Records contained in a dataset:
============================================================
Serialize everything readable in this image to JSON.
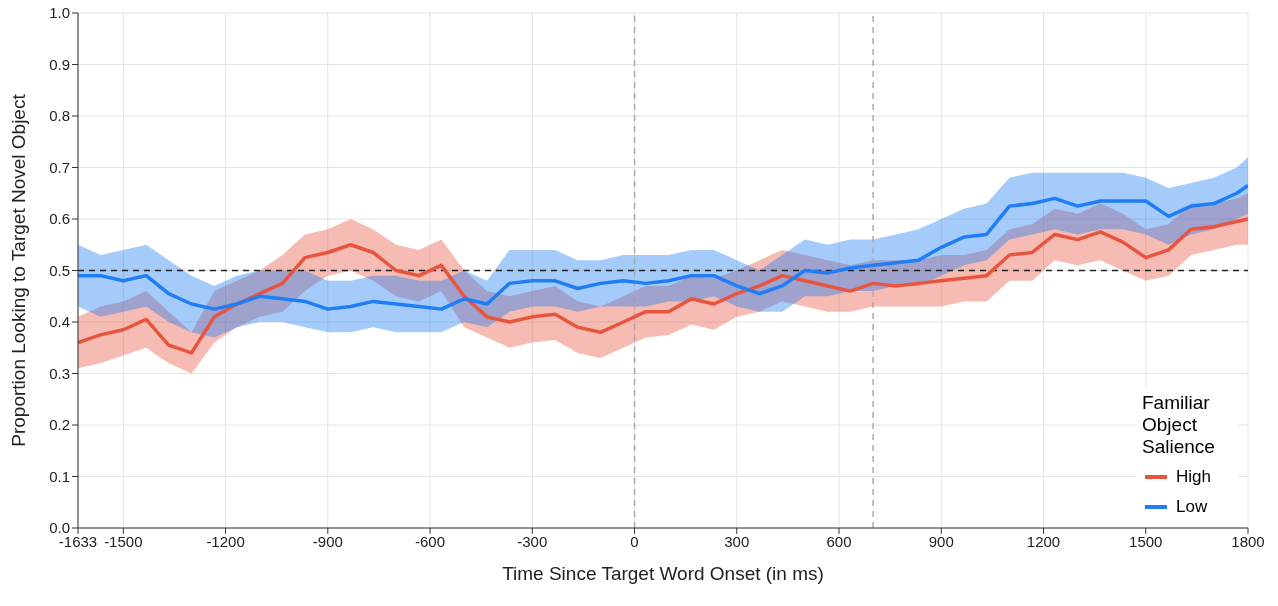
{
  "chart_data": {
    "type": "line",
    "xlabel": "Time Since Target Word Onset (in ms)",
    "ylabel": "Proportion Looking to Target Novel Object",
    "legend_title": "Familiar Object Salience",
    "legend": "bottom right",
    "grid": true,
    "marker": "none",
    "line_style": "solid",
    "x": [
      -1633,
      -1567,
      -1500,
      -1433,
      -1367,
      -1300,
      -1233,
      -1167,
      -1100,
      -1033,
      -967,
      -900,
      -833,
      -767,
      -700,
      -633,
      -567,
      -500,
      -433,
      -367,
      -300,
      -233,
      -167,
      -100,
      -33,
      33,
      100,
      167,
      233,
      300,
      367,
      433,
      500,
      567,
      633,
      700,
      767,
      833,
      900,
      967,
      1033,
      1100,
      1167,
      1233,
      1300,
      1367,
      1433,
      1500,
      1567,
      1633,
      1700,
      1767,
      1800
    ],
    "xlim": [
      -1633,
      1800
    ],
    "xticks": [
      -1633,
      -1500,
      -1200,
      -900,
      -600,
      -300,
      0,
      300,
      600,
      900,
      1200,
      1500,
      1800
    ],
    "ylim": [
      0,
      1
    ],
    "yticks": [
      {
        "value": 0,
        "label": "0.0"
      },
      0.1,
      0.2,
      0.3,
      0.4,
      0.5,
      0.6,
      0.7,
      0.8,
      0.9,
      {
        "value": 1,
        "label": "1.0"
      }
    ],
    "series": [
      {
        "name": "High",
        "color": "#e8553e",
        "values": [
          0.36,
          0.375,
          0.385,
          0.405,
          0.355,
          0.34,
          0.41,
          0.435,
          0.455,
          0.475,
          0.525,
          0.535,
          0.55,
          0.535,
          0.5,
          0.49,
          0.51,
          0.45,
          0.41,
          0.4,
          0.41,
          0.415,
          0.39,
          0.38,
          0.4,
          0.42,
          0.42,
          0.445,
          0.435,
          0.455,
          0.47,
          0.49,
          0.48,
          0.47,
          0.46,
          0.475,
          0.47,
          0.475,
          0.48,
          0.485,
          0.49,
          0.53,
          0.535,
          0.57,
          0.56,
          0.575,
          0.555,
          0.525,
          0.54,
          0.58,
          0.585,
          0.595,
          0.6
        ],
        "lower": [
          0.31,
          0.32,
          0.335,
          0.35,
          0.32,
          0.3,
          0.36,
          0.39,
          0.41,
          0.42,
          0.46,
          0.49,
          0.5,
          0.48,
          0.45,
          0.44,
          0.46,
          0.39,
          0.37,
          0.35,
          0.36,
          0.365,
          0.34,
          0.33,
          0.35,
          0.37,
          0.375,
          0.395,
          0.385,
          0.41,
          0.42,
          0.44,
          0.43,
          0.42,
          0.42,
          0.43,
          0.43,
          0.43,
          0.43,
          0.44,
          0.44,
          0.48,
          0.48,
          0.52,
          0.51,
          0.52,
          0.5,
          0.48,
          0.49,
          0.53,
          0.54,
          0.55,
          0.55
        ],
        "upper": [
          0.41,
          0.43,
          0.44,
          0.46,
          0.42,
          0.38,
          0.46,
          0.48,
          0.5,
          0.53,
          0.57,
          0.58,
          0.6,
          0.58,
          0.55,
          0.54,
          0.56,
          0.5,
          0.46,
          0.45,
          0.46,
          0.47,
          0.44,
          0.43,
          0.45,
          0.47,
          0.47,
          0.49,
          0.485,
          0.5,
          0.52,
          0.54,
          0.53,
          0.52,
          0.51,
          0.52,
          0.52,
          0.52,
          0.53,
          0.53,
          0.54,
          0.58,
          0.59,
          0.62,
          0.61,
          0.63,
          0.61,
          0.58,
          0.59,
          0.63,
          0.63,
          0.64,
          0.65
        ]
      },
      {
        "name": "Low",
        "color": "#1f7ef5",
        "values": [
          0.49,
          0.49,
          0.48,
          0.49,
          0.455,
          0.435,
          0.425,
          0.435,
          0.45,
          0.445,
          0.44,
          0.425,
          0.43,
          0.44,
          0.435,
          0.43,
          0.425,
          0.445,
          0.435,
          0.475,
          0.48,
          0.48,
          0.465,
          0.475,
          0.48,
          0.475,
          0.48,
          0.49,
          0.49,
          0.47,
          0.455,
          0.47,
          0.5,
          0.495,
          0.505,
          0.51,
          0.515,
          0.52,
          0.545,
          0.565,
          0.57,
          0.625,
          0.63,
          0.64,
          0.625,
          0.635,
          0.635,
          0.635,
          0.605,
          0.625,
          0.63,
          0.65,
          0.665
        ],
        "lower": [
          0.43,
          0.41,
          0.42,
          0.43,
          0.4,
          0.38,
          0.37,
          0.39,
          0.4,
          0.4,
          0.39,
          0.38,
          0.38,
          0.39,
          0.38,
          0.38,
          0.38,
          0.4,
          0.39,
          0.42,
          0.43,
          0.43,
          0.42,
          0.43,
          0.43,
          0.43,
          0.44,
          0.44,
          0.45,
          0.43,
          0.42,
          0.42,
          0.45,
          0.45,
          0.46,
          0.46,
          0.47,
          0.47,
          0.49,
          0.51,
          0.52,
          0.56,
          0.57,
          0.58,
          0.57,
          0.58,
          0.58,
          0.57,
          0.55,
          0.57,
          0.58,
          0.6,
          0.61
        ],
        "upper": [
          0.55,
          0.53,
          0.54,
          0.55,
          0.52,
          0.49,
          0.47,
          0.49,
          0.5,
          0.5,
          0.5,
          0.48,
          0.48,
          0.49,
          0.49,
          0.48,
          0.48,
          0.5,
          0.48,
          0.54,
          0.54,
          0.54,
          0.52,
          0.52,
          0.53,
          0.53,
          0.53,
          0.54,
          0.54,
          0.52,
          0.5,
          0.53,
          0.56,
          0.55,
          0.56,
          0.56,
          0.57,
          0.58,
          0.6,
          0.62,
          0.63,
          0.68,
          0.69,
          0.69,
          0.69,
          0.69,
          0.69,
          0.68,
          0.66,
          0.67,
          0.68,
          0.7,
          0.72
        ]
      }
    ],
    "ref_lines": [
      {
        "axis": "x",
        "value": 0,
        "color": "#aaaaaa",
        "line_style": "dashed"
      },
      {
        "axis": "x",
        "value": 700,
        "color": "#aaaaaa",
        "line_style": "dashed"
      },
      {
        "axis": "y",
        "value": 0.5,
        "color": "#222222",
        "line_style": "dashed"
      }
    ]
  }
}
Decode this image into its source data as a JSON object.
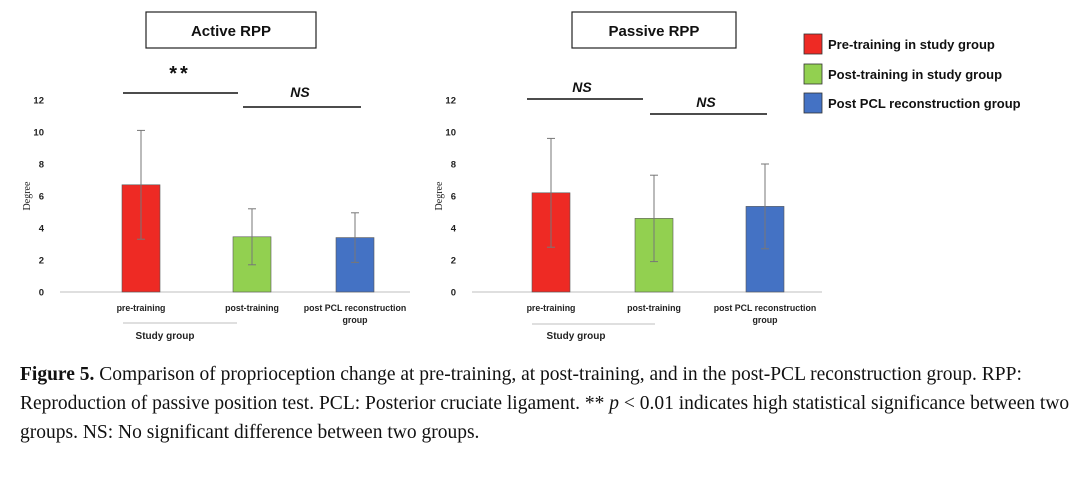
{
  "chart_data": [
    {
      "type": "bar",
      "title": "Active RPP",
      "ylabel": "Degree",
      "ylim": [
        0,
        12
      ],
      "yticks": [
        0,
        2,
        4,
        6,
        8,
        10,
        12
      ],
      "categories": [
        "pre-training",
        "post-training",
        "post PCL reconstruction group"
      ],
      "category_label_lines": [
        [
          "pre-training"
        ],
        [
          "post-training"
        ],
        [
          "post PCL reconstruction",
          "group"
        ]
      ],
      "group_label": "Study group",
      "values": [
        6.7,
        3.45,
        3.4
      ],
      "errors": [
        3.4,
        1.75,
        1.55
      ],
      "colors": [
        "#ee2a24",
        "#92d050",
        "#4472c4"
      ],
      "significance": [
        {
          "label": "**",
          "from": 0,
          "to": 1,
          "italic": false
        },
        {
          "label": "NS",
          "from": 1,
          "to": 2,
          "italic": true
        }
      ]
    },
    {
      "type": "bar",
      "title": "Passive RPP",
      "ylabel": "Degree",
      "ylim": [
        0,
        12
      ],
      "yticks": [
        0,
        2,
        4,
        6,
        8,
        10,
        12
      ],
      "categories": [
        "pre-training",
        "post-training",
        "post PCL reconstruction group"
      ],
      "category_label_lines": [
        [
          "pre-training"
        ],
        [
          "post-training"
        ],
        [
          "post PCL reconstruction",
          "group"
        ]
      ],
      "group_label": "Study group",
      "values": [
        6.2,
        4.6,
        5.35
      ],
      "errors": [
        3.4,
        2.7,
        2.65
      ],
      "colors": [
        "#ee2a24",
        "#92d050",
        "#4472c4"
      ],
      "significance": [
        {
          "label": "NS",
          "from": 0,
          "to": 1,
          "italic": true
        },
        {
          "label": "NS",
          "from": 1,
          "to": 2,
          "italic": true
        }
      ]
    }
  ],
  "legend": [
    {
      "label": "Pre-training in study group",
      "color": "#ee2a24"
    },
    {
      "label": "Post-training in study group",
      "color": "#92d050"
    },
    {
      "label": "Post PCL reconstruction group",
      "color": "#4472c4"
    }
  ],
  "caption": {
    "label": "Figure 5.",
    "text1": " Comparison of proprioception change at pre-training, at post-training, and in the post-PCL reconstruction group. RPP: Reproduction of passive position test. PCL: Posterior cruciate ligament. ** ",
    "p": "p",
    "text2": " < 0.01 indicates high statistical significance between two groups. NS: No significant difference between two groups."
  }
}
============================================================
- [TASK GOAL]
Copy all lines of the listing above that contain the string "this".

- [THE SOLUTION]
Serialize everything readable in this image to JSON.
Decode this image into its source data as a JSON object.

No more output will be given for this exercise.